YOUR OBJECTIVE ▸ Write the entries below out again exactly; any picture in them stays out.

>> START WORKING DATA

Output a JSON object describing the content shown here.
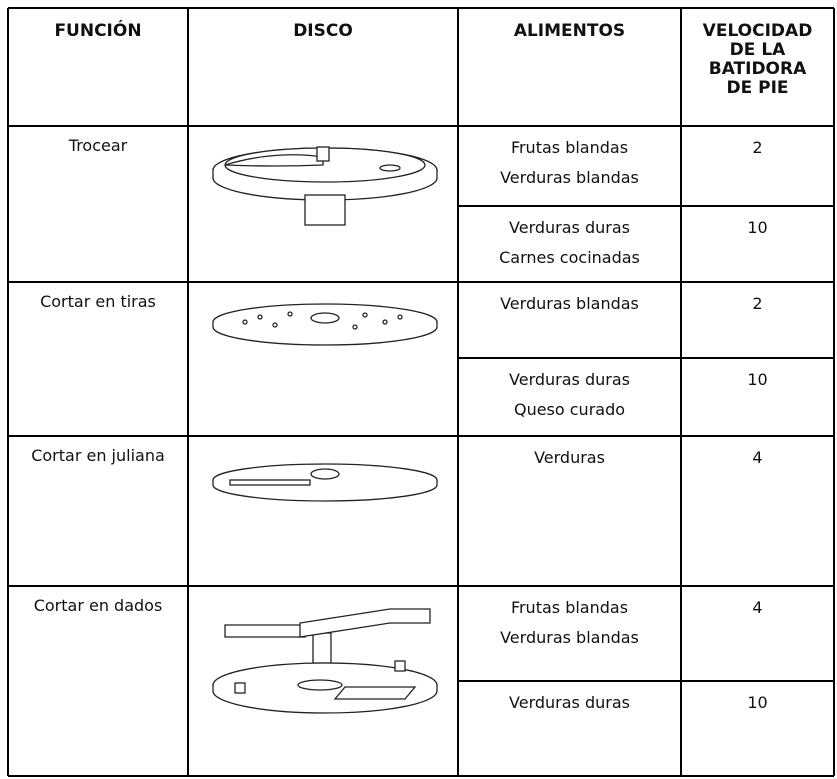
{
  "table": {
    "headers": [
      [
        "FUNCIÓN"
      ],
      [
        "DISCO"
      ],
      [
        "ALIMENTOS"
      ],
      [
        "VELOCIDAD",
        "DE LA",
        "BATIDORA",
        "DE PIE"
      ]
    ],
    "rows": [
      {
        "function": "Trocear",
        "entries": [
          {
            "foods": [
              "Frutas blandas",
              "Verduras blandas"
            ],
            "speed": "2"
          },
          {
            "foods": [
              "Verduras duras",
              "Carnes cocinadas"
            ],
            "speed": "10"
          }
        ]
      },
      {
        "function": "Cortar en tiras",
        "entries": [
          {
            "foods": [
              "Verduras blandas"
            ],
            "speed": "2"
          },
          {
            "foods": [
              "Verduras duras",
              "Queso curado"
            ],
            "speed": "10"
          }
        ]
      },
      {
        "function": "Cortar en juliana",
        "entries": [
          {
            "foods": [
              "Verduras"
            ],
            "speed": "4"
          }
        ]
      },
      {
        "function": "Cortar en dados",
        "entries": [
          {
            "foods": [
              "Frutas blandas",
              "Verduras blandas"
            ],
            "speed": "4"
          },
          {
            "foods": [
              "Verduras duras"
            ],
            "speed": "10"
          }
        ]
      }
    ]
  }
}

>> END WORKING DATA

FULL OUTPUT ▸
Output a JSON object describing the content shown here.
{
  "table": {
    "headers": [
      [
        "FUNCIÓN"
      ],
      [
        "DISCO"
      ],
      [
        "ALIMENTOS"
      ],
      [
        "VELOCIDAD",
        "DE LA",
        "BATIDORA",
        "DE PIE"
      ]
    ],
    "rows": [
      {
        "function": "Trocear",
        "entries": [
          {
            "foods": [
              "Frutas blandas",
              "Verduras blandas"
            ],
            "speed": "2"
          },
          {
            "foods": [
              "Verduras duras",
              "Carnes cocinadas"
            ],
            "speed": "10"
          }
        ]
      },
      {
        "function": "Cortar en tiras",
        "entries": [
          {
            "foods": [
              "Verduras blandas"
            ],
            "speed": "2"
          },
          {
            "foods": [
              "Verduras duras",
              "Queso curado"
            ],
            "speed": "10"
          }
        ]
      },
      {
        "function": "Cortar en juliana",
        "entries": [
          {
            "foods": [
              "Verduras"
            ],
            "speed": "4"
          }
        ]
      },
      {
        "function": "Cortar en dados",
        "entries": [
          {
            "foods": [
              "Frutas blandas",
              "Verduras blandas"
            ],
            "speed": "4"
          },
          {
            "foods": [
              "Verduras duras"
            ],
            "speed": "10"
          }
        ]
      }
    ]
  }
}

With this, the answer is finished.